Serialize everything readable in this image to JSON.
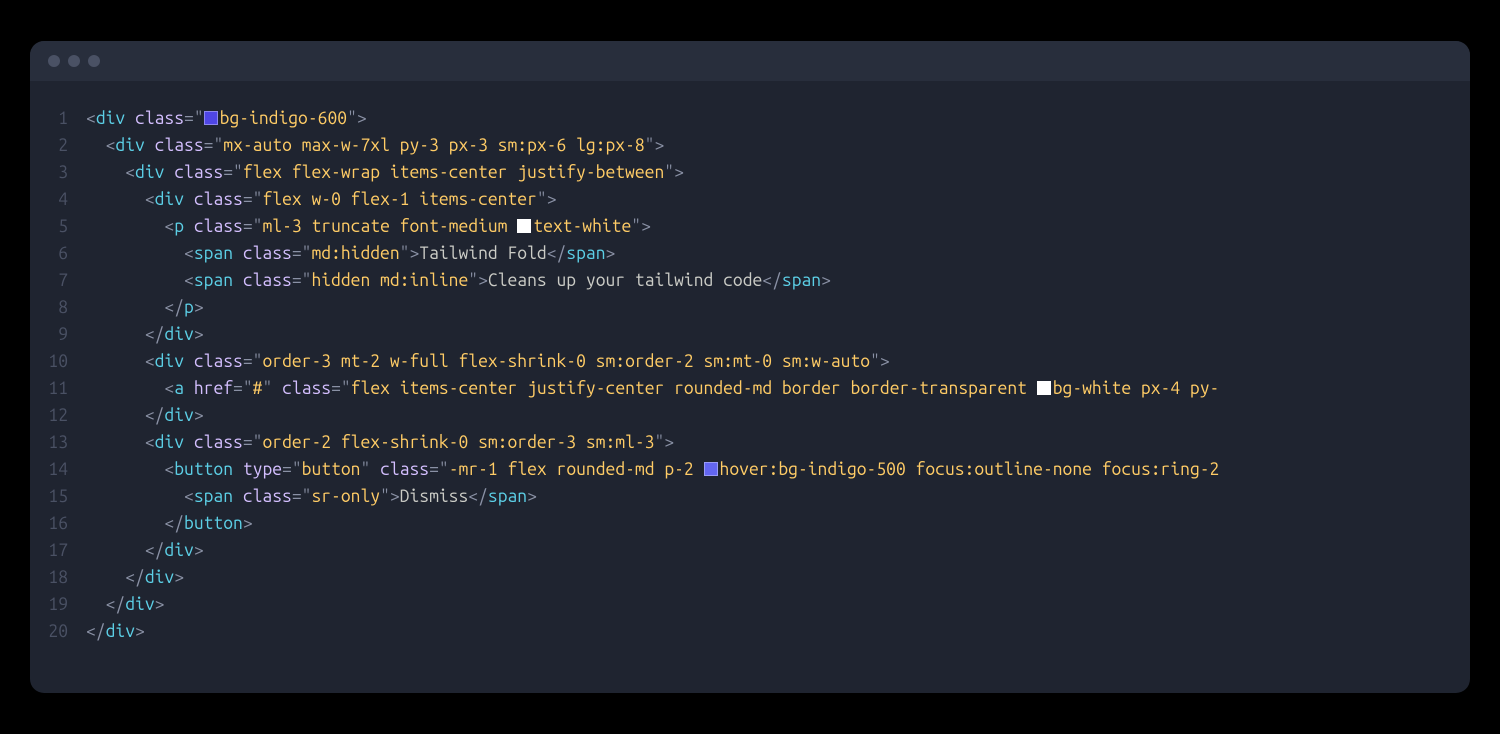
{
  "window": {
    "traffic_dots": 3
  },
  "code": {
    "lines": [
      {
        "n": "1",
        "indent": 0,
        "tokens": [
          {
            "t": "punct",
            "v": "<"
          },
          {
            "t": "tag",
            "v": "div"
          },
          {
            "t": "text",
            "v": " "
          },
          {
            "t": "attr",
            "v": "class"
          },
          {
            "t": "eq",
            "v": "="
          },
          {
            "t": "punct",
            "v": "\""
          },
          {
            "t": "swatch",
            "c": "sw-indigo600"
          },
          {
            "t": "str",
            "v": "bg-indigo-600"
          },
          {
            "t": "punct",
            "v": "\""
          },
          {
            "t": "punct",
            "v": ">"
          }
        ]
      },
      {
        "n": "2",
        "indent": 1,
        "tokens": [
          {
            "t": "punct",
            "v": "<"
          },
          {
            "t": "tag",
            "v": "div"
          },
          {
            "t": "text",
            "v": " "
          },
          {
            "t": "attr",
            "v": "class"
          },
          {
            "t": "eq",
            "v": "="
          },
          {
            "t": "punct",
            "v": "\""
          },
          {
            "t": "str",
            "v": "mx-auto max-w-7xl py-3 px-3 sm:px-6 lg:px-8"
          },
          {
            "t": "punct",
            "v": "\""
          },
          {
            "t": "punct",
            "v": ">"
          }
        ]
      },
      {
        "n": "3",
        "indent": 2,
        "tokens": [
          {
            "t": "punct",
            "v": "<"
          },
          {
            "t": "tag",
            "v": "div"
          },
          {
            "t": "text",
            "v": " "
          },
          {
            "t": "attr",
            "v": "class"
          },
          {
            "t": "eq",
            "v": "="
          },
          {
            "t": "punct",
            "v": "\""
          },
          {
            "t": "str",
            "v": "flex flex-wrap items-center justify-between"
          },
          {
            "t": "punct",
            "v": "\""
          },
          {
            "t": "punct",
            "v": ">"
          }
        ]
      },
      {
        "n": "4",
        "indent": 3,
        "tokens": [
          {
            "t": "punct",
            "v": "<"
          },
          {
            "t": "tag",
            "v": "div"
          },
          {
            "t": "text",
            "v": " "
          },
          {
            "t": "attr",
            "v": "class"
          },
          {
            "t": "eq",
            "v": "="
          },
          {
            "t": "punct",
            "v": "\""
          },
          {
            "t": "str",
            "v": "flex w-0 flex-1 items-center"
          },
          {
            "t": "punct",
            "v": "\""
          },
          {
            "t": "punct",
            "v": ">"
          }
        ]
      },
      {
        "n": "5",
        "indent": 4,
        "tokens": [
          {
            "t": "punct",
            "v": "<"
          },
          {
            "t": "tag",
            "v": "p"
          },
          {
            "t": "text",
            "v": " "
          },
          {
            "t": "attr",
            "v": "class"
          },
          {
            "t": "eq",
            "v": "="
          },
          {
            "t": "punct",
            "v": "\""
          },
          {
            "t": "str",
            "v": "ml-3 truncate font-medium "
          },
          {
            "t": "swatch",
            "c": "sw-white"
          },
          {
            "t": "str",
            "v": "text-white"
          },
          {
            "t": "punct",
            "v": "\""
          },
          {
            "t": "punct",
            "v": ">"
          }
        ]
      },
      {
        "n": "6",
        "indent": 5,
        "tokens": [
          {
            "t": "punct",
            "v": "<"
          },
          {
            "t": "tag",
            "v": "span"
          },
          {
            "t": "text",
            "v": " "
          },
          {
            "t": "attr",
            "v": "class"
          },
          {
            "t": "eq",
            "v": "="
          },
          {
            "t": "punct",
            "v": "\""
          },
          {
            "t": "str",
            "v": "md:hidden"
          },
          {
            "t": "punct",
            "v": "\""
          },
          {
            "t": "punct",
            "v": ">"
          },
          {
            "t": "text",
            "v": "Tailwind Fold"
          },
          {
            "t": "punct",
            "v": "</"
          },
          {
            "t": "tag",
            "v": "span"
          },
          {
            "t": "punct",
            "v": ">"
          }
        ]
      },
      {
        "n": "7",
        "indent": 5,
        "tokens": [
          {
            "t": "punct",
            "v": "<"
          },
          {
            "t": "tag",
            "v": "span"
          },
          {
            "t": "text",
            "v": " "
          },
          {
            "t": "attr",
            "v": "class"
          },
          {
            "t": "eq",
            "v": "="
          },
          {
            "t": "punct",
            "v": "\""
          },
          {
            "t": "str",
            "v": "hidden md:inline"
          },
          {
            "t": "punct",
            "v": "\""
          },
          {
            "t": "punct",
            "v": ">"
          },
          {
            "t": "text",
            "v": "Cleans up your tailwind code"
          },
          {
            "t": "punct",
            "v": "</"
          },
          {
            "t": "tag",
            "v": "span"
          },
          {
            "t": "punct",
            "v": ">"
          }
        ]
      },
      {
        "n": "8",
        "indent": 4,
        "tokens": [
          {
            "t": "punct",
            "v": "</"
          },
          {
            "t": "tag",
            "v": "p"
          },
          {
            "t": "punct",
            "v": ">"
          }
        ]
      },
      {
        "n": "9",
        "indent": 3,
        "tokens": [
          {
            "t": "punct",
            "v": "</"
          },
          {
            "t": "tag",
            "v": "div"
          },
          {
            "t": "punct",
            "v": ">"
          }
        ]
      },
      {
        "n": "10",
        "indent": 3,
        "tokens": [
          {
            "t": "punct",
            "v": "<"
          },
          {
            "t": "tag",
            "v": "div"
          },
          {
            "t": "text",
            "v": " "
          },
          {
            "t": "attr",
            "v": "class"
          },
          {
            "t": "eq",
            "v": "="
          },
          {
            "t": "punct",
            "v": "\""
          },
          {
            "t": "str",
            "v": "order-3 mt-2 w-full flex-shrink-0 sm:order-2 sm:mt-0 sm:w-auto"
          },
          {
            "t": "punct",
            "v": "\""
          },
          {
            "t": "punct",
            "v": ">"
          }
        ]
      },
      {
        "n": "11",
        "indent": 4,
        "tokens": [
          {
            "t": "punct",
            "v": "<"
          },
          {
            "t": "tag",
            "v": "a"
          },
          {
            "t": "text",
            "v": " "
          },
          {
            "t": "attr",
            "v": "href"
          },
          {
            "t": "eq",
            "v": "="
          },
          {
            "t": "punct",
            "v": "\""
          },
          {
            "t": "str",
            "v": "#"
          },
          {
            "t": "punct",
            "v": "\""
          },
          {
            "t": "text",
            "v": " "
          },
          {
            "t": "attr",
            "v": "class"
          },
          {
            "t": "eq",
            "v": "="
          },
          {
            "t": "punct",
            "v": "\""
          },
          {
            "t": "str",
            "v": "flex items-center justify-center rounded-md border border-transparent "
          },
          {
            "t": "swatch",
            "c": "sw-white"
          },
          {
            "t": "str",
            "v": "bg-white px-4 py-"
          }
        ]
      },
      {
        "n": "12",
        "indent": 3,
        "tokens": [
          {
            "t": "punct",
            "v": "</"
          },
          {
            "t": "tag",
            "v": "div"
          },
          {
            "t": "punct",
            "v": ">"
          }
        ]
      },
      {
        "n": "13",
        "indent": 3,
        "tokens": [
          {
            "t": "punct",
            "v": "<"
          },
          {
            "t": "tag",
            "v": "div"
          },
          {
            "t": "text",
            "v": " "
          },
          {
            "t": "attr",
            "v": "class"
          },
          {
            "t": "eq",
            "v": "="
          },
          {
            "t": "punct",
            "v": "\""
          },
          {
            "t": "str",
            "v": "order-2 flex-shrink-0 sm:order-3 sm:ml-3"
          },
          {
            "t": "punct",
            "v": "\""
          },
          {
            "t": "punct",
            "v": ">"
          }
        ]
      },
      {
        "n": "14",
        "indent": 4,
        "tokens": [
          {
            "t": "punct",
            "v": "<"
          },
          {
            "t": "tag",
            "v": "button"
          },
          {
            "t": "text",
            "v": " "
          },
          {
            "t": "attr",
            "v": "type"
          },
          {
            "t": "eq",
            "v": "="
          },
          {
            "t": "punct",
            "v": "\""
          },
          {
            "t": "str",
            "v": "button"
          },
          {
            "t": "punct",
            "v": "\""
          },
          {
            "t": "text",
            "v": " "
          },
          {
            "t": "attr",
            "v": "class"
          },
          {
            "t": "eq",
            "v": "="
          },
          {
            "t": "punct",
            "v": "\""
          },
          {
            "t": "str",
            "v": "-mr-1 flex rounded-md p-2 "
          },
          {
            "t": "swatch",
            "c": "sw-indigo500"
          },
          {
            "t": "str",
            "v": "hover:bg-indigo-500 focus:outline-none focus:ring-2"
          }
        ]
      },
      {
        "n": "15",
        "indent": 5,
        "tokens": [
          {
            "t": "punct",
            "v": "<"
          },
          {
            "t": "tag",
            "v": "span"
          },
          {
            "t": "text",
            "v": " "
          },
          {
            "t": "attr",
            "v": "class"
          },
          {
            "t": "eq",
            "v": "="
          },
          {
            "t": "punct",
            "v": "\""
          },
          {
            "t": "str",
            "v": "sr-only"
          },
          {
            "t": "punct",
            "v": "\""
          },
          {
            "t": "punct",
            "v": ">"
          },
          {
            "t": "text",
            "v": "Dismiss"
          },
          {
            "t": "punct",
            "v": "</"
          },
          {
            "t": "tag",
            "v": "span"
          },
          {
            "t": "punct",
            "v": ">"
          }
        ]
      },
      {
        "n": "16",
        "indent": 4,
        "tokens": [
          {
            "t": "punct",
            "v": "</"
          },
          {
            "t": "tag",
            "v": "button"
          },
          {
            "t": "punct",
            "v": ">"
          }
        ]
      },
      {
        "n": "17",
        "indent": 3,
        "tokens": [
          {
            "t": "punct",
            "v": "</"
          },
          {
            "t": "tag",
            "v": "div"
          },
          {
            "t": "punct",
            "v": ">"
          }
        ]
      },
      {
        "n": "18",
        "indent": 2,
        "tokens": [
          {
            "t": "punct",
            "v": "</"
          },
          {
            "t": "tag",
            "v": "div"
          },
          {
            "t": "punct",
            "v": ">"
          }
        ]
      },
      {
        "n": "19",
        "indent": 1,
        "tokens": [
          {
            "t": "punct",
            "v": "</"
          },
          {
            "t": "tag",
            "v": "div"
          },
          {
            "t": "punct",
            "v": ">"
          }
        ]
      },
      {
        "n": "20",
        "indent": 0,
        "tokens": [
          {
            "t": "punct",
            "v": "</"
          },
          {
            "t": "tag",
            "v": "div"
          },
          {
            "t": "punct",
            "v": ">"
          }
        ]
      }
    ]
  }
}
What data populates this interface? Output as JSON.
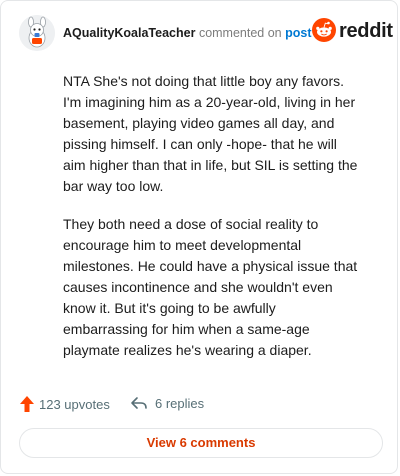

----------------------------------------

● **Exercise**: Copy out all lines that carry the word "JSON".

● **Task response**:
Serialize everything readable in this image to JSON.
What data populates this interface? Output as JSON.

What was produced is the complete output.